▸ **Entries from a dataset**
··········

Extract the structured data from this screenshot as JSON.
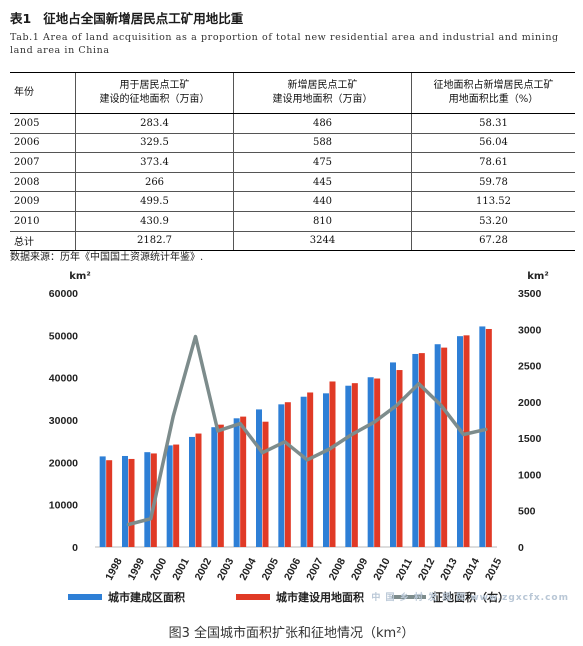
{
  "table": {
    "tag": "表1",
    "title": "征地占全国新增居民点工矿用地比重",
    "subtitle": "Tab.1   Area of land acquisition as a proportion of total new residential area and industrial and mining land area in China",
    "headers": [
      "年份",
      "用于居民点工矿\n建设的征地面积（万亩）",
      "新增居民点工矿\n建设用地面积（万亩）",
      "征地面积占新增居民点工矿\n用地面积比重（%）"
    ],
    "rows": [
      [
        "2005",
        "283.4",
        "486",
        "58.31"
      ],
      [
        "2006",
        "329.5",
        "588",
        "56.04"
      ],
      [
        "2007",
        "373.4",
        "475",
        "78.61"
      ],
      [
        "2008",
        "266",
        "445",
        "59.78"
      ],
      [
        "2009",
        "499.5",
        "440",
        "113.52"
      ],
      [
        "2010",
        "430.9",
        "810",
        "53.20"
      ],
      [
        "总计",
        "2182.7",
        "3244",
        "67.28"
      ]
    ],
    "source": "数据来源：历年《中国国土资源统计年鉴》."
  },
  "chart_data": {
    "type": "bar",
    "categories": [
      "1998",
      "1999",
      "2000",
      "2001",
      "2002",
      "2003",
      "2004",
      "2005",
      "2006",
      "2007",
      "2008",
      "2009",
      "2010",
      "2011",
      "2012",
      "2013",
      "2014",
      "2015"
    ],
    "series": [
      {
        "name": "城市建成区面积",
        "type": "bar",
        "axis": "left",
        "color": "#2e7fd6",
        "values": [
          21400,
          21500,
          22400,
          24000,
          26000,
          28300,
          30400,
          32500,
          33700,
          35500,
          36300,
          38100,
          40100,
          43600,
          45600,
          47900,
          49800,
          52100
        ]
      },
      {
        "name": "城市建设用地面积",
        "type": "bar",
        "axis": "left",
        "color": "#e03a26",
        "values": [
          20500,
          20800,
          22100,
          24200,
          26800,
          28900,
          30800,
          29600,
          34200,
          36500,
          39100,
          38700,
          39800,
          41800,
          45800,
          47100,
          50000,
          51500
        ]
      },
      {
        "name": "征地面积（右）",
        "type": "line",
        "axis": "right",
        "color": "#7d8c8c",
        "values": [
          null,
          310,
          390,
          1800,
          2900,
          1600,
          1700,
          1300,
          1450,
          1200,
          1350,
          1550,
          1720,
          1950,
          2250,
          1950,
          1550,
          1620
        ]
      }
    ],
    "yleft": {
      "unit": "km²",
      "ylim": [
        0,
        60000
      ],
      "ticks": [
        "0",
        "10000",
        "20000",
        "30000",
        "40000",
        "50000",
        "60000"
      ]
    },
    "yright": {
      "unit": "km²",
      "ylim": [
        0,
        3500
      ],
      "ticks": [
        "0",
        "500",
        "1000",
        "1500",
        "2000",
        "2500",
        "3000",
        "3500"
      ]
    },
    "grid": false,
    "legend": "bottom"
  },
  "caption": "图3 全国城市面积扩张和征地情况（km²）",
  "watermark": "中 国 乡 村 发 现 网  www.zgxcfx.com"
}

··········

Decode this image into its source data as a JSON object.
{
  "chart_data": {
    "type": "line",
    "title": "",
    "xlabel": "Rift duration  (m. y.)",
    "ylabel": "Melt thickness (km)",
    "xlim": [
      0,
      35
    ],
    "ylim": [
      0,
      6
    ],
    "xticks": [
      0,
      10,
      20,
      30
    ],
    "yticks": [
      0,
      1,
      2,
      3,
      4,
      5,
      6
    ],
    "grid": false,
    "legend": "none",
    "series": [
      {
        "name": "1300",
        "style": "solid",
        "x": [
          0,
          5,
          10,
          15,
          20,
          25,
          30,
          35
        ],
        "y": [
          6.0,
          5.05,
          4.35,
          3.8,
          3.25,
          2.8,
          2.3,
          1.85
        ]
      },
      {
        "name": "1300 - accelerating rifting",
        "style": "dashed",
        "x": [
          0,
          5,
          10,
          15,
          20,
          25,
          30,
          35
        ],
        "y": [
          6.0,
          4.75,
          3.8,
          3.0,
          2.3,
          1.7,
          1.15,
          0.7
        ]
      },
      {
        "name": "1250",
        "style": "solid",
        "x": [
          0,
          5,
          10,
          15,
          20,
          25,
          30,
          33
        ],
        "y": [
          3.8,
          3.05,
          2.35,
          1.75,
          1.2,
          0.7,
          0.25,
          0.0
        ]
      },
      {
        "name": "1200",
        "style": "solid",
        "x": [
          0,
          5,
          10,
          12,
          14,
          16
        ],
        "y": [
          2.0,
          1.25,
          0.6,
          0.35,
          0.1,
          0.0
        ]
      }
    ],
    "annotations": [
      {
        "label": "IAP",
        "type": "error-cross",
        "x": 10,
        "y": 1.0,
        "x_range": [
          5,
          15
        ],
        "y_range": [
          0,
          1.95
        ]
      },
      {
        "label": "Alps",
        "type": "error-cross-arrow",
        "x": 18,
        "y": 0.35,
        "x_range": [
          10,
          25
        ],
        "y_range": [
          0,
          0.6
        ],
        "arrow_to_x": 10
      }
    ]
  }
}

··········

▸ **DIRECTION**
Copy out every line of the listing that contains the string "type".

▸ **RIGHT ANSWER**
    "type": "bar",
        "type": "bar",
        "type": "bar",
        "type": "line",
    "type": "line",
        "type": "error-cross",
        "type": "error-cross-arrow",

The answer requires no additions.